##### DATASET EXCERPTS

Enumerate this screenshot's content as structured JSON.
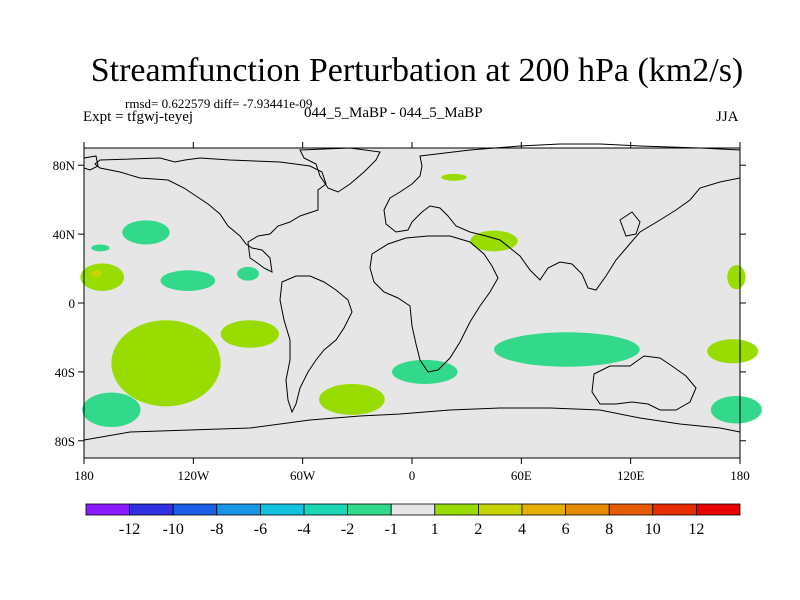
{
  "chart_data": {
    "type": "heatmap",
    "title": "Streamfunction Perturbation at 200 hPa (km2/s)",
    "stats": "rmsd= 0.622579 diff= -7.93441e-09",
    "experiment": "Expt = tfgwj-teyej",
    "comparison": "044_5_MaBP - 044_5_MaBP",
    "season": "JJA",
    "xlim": [
      -180,
      180
    ],
    "ylim": [
      -90,
      90
    ],
    "x_ticks": [
      {
        "value": -180,
        "label": "180"
      },
      {
        "value": -120,
        "label": "120W"
      },
      {
        "value": -60,
        "label": "60W"
      },
      {
        "value": 0,
        "label": "0"
      },
      {
        "value": 60,
        "label": "60E"
      },
      {
        "value": 120,
        "label": "120E"
      },
      {
        "value": 180,
        "label": "180"
      }
    ],
    "y_ticks": [
      {
        "value": 80,
        "label": "80N"
      },
      {
        "value": 40,
        "label": "40N"
      },
      {
        "value": 0,
        "label": "0"
      },
      {
        "value": -40,
        "label": "40S"
      },
      {
        "value": -80,
        "label": "80S"
      }
    ],
    "colorbar": {
      "levels": [
        "-12",
        "-10",
        "-8",
        "-6",
        "-4",
        "-2",
        "-1",
        "1",
        "2",
        "4",
        "6",
        "8",
        "10",
        "12"
      ],
      "colors": [
        "#8a1aff",
        "#3030e0",
        "#1a5fe6",
        "#1a96e6",
        "#12c2e0",
        "#1ad6b4",
        "#33d98a",
        "#e6e6e6",
        "#99dd00",
        "#c8d400",
        "#e6b000",
        "#e68a00",
        "#e65c00",
        "#e62e00",
        "#e60000"
      ]
    },
    "anomaly_regions": [
      {
        "bin": "-2 to -1",
        "lon": -146,
        "lat": 41,
        "rlon": 13,
        "rlat": 7
      },
      {
        "bin": "-2 to -1",
        "lon": -123,
        "lat": 13,
        "rlon": 15,
        "rlat": 6
      },
      {
        "bin": "-2 to -1",
        "lon": -90,
        "lat": 17,
        "rlon": 6,
        "rlat": 4
      },
      {
        "bin": "-2 to -1",
        "lon": -171,
        "lat": 32,
        "rlon": 5,
        "rlat": 2
      },
      {
        "bin": "-2 to -1",
        "lon": 7,
        "lat": -40,
        "rlon": 18,
        "rlat": 7
      },
      {
        "bin": "-2 to -1",
        "lon": 85,
        "lat": -27,
        "rlon": 40,
        "rlat": 10
      },
      {
        "bin": "-2 to -1",
        "lon": -165,
        "lat": -62,
        "rlon": 16,
        "rlat": 10
      },
      {
        "bin": "-2 to -1",
        "lon": 178,
        "lat": -62,
        "rlon": 14,
        "rlat": 8
      },
      {
        "bin": "1 to 2",
        "lon": -170,
        "lat": 15,
        "rlon": 12,
        "rlat": 8
      },
      {
        "bin": "1 to 2",
        "lon": -89,
        "lat": -18,
        "rlon": 16,
        "rlat": 8
      },
      {
        "bin": "1 to 2",
        "lon": -135,
        "lat": -35,
        "rlon": 30,
        "rlat": 25
      },
      {
        "bin": "1 to 2",
        "lon": -33,
        "lat": -56,
        "rlon": 18,
        "rlat": 9
      },
      {
        "bin": "1 to 2",
        "lon": 23,
        "lat": 73,
        "rlon": 7,
        "rlat": 2
      },
      {
        "bin": "1 to 2",
        "lon": 45,
        "lat": 36,
        "rlon": 13,
        "rlat": 6
      },
      {
        "bin": "1 to 2",
        "lon": 176,
        "lat": -28,
        "rlon": 14,
        "rlat": 7
      },
      {
        "bin": "1 to 2",
        "lon": 178,
        "lat": 15,
        "rlon": 5,
        "rlat": 7
      },
      {
        "bin": "2 to 4",
        "lon": -173,
        "lat": 17,
        "rlon": 3,
        "rlat": 2
      }
    ]
  }
}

##########

TASK INSTRUCTIONS =>
Would you return the data exactly as written, without the pictures?

ANSWER FOR THIS EXERCISE =>
Enumerate this screenshot's content as structured JSON.
{
  "chart_data": {
    "type": "heatmap",
    "title": "Streamfunction Perturbation at 200 hPa (km2/s)",
    "stats": "rmsd= 0.622579 diff= -7.93441e-09",
    "experiment": "Expt = tfgwj-teyej",
    "comparison": "044_5_MaBP - 044_5_MaBP",
    "season": "JJA",
    "xlim": [
      -180,
      180
    ],
    "ylim": [
      -90,
      90
    ],
    "x_ticks": [
      {
        "value": -180,
        "label": "180"
      },
      {
        "value": -120,
        "label": "120W"
      },
      {
        "value": -60,
        "label": "60W"
      },
      {
        "value": 0,
        "label": "0"
      },
      {
        "value": 60,
        "label": "60E"
      },
      {
        "value": 120,
        "label": "120E"
      },
      {
        "value": 180,
        "label": "180"
      }
    ],
    "y_ticks": [
      {
        "value": 80,
        "label": "80N"
      },
      {
        "value": 40,
        "label": "40N"
      },
      {
        "value": 0,
        "label": "0"
      },
      {
        "value": -40,
        "label": "40S"
      },
      {
        "value": -80,
        "label": "80S"
      }
    ],
    "colorbar": {
      "levels": [
        "-12",
        "-10",
        "-8",
        "-6",
        "-4",
        "-2",
        "-1",
        "1",
        "2",
        "4",
        "6",
        "8",
        "10",
        "12"
      ],
      "colors": [
        "#8a1aff",
        "#3030e0",
        "#1a5fe6",
        "#1a96e6",
        "#12c2e0",
        "#1ad6b4",
        "#33d98a",
        "#e6e6e6",
        "#99dd00",
        "#c8d400",
        "#e6b000",
        "#e68a00",
        "#e65c00",
        "#e62e00",
        "#e60000"
      ]
    },
    "anomaly_regions": [
      {
        "bin": "-2 to -1",
        "lon": -146,
        "lat": 41,
        "rlon": 13,
        "rlat": 7
      },
      {
        "bin": "-2 to -1",
        "lon": -123,
        "lat": 13,
        "rlon": 15,
        "rlat": 6
      },
      {
        "bin": "-2 to -1",
        "lon": -90,
        "lat": 17,
        "rlon": 6,
        "rlat": 4
      },
      {
        "bin": "-2 to -1",
        "lon": -171,
        "lat": 32,
        "rlon": 5,
        "rlat": 2
      },
      {
        "bin": "-2 to -1",
        "lon": 7,
        "lat": -40,
        "rlon": 18,
        "rlat": 7
      },
      {
        "bin": "-2 to -1",
        "lon": 85,
        "lat": -27,
        "rlon": 40,
        "rlat": 10
      },
      {
        "bin": "-2 to -1",
        "lon": -165,
        "lat": -62,
        "rlon": 16,
        "rlat": 10
      },
      {
        "bin": "-2 to -1",
        "lon": 178,
        "lat": -62,
        "rlon": 14,
        "rlat": 8
      },
      {
        "bin": "1 to 2",
        "lon": -170,
        "lat": 15,
        "rlon": 12,
        "rlat": 8
      },
      {
        "bin": "1 to 2",
        "lon": -89,
        "lat": -18,
        "rlon": 16,
        "rlat": 8
      },
      {
        "bin": "1 to 2",
        "lon": -135,
        "lat": -35,
        "rlon": 30,
        "rlat": 25
      },
      {
        "bin": "1 to 2",
        "lon": -33,
        "lat": -56,
        "rlon": 18,
        "rlat": 9
      },
      {
        "bin": "1 to 2",
        "lon": 23,
        "lat": 73,
        "rlon": 7,
        "rlat": 2
      },
      {
        "bin": "1 to 2",
        "lon": 45,
        "lat": 36,
        "rlon": 13,
        "rlat": 6
      },
      {
        "bin": "1 to 2",
        "lon": 176,
        "lat": -28,
        "rlon": 14,
        "rlat": 7
      },
      {
        "bin": "1 to 2",
        "lon": 178,
        "lat": 15,
        "rlon": 5,
        "rlat": 7
      },
      {
        "bin": "2 to 4",
        "lon": -173,
        "lat": 17,
        "rlon": 3,
        "rlat": 2
      }
    ]
  }
}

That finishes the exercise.